:: SELECTED TEXT ::
--- START ---
Infertile men may soon be able to father children with their own sperm grown outside their bodies, the Daily Mirror has today reported. The article explained that researchers have successfully created mouse sperm in the lab, raising the possibility of couples no longer having to rely on sperm donors.
The story is based on a laboratory experiment in which scientists were able to take cells obtained from the testes of young mice and grow them into mouse sperm in the laboratory. They grew the sperm using a special nutrient-rich jelly in a 3D environment, which they say more closely resembles the environment found in the testes than the systems used in previous, unsuccessful experiments.
Although the research is of interest, there is a long way to go before scientists can know if the same techniques could be used to grow human sperm in the laboratory. In particular, it is unknown whether appropriate cells could be obtained from humans, and whether they would behave in the same way as testicular cells taken from immature mice when grown in the laboratory. It should also be noted that the scientists were unable to isolate live mouse sperm in this experiment or test if they were capable of fertilising mouse eggs.
--- END ---
:: MATERIAL SUPPLIED ::
--- START ---
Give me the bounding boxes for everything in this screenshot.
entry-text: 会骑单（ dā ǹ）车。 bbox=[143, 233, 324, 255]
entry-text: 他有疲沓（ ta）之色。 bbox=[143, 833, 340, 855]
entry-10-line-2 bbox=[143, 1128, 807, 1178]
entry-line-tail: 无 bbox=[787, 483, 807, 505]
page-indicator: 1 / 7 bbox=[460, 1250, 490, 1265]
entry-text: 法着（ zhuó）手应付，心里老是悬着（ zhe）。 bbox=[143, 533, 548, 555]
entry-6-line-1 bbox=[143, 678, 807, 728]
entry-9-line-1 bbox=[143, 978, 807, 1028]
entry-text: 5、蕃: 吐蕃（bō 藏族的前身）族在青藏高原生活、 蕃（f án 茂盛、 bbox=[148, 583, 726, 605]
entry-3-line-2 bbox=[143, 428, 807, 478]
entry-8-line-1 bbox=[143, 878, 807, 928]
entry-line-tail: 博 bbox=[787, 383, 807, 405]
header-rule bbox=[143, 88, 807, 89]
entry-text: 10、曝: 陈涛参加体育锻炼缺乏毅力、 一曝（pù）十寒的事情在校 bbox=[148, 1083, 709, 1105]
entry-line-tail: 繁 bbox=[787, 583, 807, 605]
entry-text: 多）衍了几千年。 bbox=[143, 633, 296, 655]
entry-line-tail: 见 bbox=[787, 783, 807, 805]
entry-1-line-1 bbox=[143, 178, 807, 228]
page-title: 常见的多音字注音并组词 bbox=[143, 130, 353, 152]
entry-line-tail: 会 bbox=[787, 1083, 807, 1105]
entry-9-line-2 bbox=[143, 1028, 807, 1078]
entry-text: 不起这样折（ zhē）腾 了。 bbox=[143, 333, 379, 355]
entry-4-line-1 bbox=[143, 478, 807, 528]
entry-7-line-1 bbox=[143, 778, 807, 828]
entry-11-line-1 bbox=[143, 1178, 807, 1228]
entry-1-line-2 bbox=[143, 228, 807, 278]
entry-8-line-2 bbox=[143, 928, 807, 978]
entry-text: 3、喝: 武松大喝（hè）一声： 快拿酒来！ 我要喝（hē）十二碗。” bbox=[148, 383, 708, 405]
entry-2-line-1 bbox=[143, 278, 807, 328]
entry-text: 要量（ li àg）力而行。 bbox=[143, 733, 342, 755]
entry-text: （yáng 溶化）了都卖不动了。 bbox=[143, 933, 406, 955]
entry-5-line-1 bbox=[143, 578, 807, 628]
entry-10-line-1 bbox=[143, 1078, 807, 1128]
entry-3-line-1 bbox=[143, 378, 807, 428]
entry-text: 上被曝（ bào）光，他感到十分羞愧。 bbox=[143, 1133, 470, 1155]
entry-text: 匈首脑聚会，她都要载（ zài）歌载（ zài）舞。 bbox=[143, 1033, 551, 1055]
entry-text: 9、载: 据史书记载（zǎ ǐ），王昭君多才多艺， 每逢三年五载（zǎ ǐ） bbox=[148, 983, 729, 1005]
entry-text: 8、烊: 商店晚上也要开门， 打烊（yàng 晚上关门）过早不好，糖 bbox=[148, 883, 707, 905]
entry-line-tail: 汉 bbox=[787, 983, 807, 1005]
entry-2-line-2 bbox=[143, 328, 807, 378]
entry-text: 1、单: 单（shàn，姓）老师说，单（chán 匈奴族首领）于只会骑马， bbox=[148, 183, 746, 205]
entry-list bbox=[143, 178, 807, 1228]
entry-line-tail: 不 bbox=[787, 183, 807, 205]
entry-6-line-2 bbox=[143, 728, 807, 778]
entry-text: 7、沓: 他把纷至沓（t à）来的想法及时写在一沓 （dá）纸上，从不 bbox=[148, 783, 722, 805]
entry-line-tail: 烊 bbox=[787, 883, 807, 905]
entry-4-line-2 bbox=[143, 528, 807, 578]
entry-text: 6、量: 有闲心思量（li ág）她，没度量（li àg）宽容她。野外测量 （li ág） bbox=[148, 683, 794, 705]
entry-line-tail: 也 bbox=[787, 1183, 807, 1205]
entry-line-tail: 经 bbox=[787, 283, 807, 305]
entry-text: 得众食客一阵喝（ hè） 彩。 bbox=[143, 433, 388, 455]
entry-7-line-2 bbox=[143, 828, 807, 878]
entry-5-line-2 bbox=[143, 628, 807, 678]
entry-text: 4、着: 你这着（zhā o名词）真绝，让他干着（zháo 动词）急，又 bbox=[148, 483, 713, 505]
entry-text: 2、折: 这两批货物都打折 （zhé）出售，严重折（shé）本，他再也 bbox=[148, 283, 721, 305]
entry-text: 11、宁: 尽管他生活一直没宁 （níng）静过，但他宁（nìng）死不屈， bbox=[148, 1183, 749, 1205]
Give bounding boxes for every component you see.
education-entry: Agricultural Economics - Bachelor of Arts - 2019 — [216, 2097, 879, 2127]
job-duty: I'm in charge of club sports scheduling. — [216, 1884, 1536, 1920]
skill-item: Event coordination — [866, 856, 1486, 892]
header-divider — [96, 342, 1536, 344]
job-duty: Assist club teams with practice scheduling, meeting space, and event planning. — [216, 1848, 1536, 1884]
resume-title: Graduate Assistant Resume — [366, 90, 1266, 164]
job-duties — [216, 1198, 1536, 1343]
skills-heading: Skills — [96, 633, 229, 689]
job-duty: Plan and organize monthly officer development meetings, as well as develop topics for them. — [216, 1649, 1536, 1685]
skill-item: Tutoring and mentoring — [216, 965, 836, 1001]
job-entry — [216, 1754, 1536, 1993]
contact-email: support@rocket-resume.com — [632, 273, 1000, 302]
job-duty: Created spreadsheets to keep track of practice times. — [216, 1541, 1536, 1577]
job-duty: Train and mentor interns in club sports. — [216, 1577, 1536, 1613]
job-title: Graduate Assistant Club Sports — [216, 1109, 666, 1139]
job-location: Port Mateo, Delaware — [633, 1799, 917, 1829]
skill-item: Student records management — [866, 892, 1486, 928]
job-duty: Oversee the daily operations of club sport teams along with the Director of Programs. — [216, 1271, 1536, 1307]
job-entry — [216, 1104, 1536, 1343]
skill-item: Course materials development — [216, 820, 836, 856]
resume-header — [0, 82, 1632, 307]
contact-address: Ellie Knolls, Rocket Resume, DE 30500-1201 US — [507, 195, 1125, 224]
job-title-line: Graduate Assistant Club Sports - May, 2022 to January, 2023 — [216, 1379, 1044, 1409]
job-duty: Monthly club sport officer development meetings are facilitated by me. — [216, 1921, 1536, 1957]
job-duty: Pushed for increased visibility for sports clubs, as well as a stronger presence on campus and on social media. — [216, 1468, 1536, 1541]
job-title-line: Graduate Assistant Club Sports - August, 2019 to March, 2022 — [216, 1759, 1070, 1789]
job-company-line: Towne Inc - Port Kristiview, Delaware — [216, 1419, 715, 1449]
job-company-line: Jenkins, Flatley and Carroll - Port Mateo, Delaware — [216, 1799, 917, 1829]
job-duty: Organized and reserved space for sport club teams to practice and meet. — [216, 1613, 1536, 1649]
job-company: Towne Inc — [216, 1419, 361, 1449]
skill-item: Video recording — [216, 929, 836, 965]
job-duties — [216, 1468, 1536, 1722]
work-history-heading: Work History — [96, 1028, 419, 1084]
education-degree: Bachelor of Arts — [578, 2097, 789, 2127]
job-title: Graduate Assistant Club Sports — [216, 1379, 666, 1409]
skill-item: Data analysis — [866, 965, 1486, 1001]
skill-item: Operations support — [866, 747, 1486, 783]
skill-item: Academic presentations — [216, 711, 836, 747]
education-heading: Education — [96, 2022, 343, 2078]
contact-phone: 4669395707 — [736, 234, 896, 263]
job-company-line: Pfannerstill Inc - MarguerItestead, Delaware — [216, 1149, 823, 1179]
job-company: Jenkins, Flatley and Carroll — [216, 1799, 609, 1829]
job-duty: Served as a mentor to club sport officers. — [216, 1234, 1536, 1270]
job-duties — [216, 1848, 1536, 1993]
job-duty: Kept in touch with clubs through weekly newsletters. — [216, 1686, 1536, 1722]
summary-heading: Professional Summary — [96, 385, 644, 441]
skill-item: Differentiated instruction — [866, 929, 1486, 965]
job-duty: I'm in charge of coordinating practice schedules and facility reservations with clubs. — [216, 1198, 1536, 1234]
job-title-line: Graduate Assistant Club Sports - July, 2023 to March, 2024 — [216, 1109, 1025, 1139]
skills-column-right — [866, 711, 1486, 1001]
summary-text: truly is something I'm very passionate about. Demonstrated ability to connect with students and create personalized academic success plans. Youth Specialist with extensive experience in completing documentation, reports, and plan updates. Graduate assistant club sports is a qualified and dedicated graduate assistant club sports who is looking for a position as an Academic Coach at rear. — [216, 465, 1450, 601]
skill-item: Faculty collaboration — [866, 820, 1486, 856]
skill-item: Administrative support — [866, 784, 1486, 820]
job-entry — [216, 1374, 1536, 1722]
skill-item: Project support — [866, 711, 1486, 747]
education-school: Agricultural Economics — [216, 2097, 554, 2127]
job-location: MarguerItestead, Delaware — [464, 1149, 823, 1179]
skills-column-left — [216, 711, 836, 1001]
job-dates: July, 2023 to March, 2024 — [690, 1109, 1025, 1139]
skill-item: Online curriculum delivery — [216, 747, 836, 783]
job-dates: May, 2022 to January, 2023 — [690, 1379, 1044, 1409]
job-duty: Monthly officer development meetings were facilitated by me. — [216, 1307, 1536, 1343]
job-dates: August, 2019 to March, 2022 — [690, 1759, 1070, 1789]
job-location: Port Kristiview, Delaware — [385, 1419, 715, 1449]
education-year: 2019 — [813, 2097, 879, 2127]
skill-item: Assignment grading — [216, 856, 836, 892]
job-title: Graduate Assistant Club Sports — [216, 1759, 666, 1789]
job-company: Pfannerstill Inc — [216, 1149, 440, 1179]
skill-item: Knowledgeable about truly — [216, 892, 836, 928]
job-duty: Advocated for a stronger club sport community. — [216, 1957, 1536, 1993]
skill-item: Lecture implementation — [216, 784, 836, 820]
--- END ---
:: YOUR ASSIGNMENT ::
Can you quote the part of the lab-grown sperm article that opens with the words containing "Although the research" and closes with "fertilising mouse eggs."?

:: ANSWER FOR THIS EXERCISE ::
Although the research is of interest, there is a long way to go before scientists can know if the same techniques could be used to grow human sperm in the laboratory. In particular, it is unknown whether appropriate cells could be obtained from humans, and whether they would behave in the same way as testicular cells taken from immature mice when grown in the laboratory. It should also be noted that the scientists were unable to isolate live mouse sperm in this experiment or test if they were capable of fertilising mouse eggs.